## BEGIN

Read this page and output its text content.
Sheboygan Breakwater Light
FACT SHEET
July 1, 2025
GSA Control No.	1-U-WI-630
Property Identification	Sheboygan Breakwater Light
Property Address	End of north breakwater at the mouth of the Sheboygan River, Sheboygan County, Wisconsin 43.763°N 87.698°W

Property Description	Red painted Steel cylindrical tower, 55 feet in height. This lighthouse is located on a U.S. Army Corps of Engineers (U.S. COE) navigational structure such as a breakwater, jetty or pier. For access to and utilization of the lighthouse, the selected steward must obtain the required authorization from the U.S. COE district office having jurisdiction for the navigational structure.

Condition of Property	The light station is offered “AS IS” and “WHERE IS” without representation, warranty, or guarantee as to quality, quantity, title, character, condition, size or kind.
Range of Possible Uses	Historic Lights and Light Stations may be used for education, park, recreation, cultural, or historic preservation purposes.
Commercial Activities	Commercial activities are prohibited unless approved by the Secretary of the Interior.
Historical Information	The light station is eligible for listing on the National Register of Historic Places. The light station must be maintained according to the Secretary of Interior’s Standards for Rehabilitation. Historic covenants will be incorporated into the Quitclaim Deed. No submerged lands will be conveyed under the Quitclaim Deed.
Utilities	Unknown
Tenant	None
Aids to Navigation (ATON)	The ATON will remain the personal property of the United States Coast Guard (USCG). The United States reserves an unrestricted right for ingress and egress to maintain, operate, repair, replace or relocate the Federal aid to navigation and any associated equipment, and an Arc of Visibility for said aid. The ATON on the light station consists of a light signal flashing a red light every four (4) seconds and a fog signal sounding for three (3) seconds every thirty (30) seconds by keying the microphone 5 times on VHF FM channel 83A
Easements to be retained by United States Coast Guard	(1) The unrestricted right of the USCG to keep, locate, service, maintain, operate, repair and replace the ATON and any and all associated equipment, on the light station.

## END

## Task prompt
Each line that contains the string "Historic" counts once; say how many there are and nothing else.

## The solution
2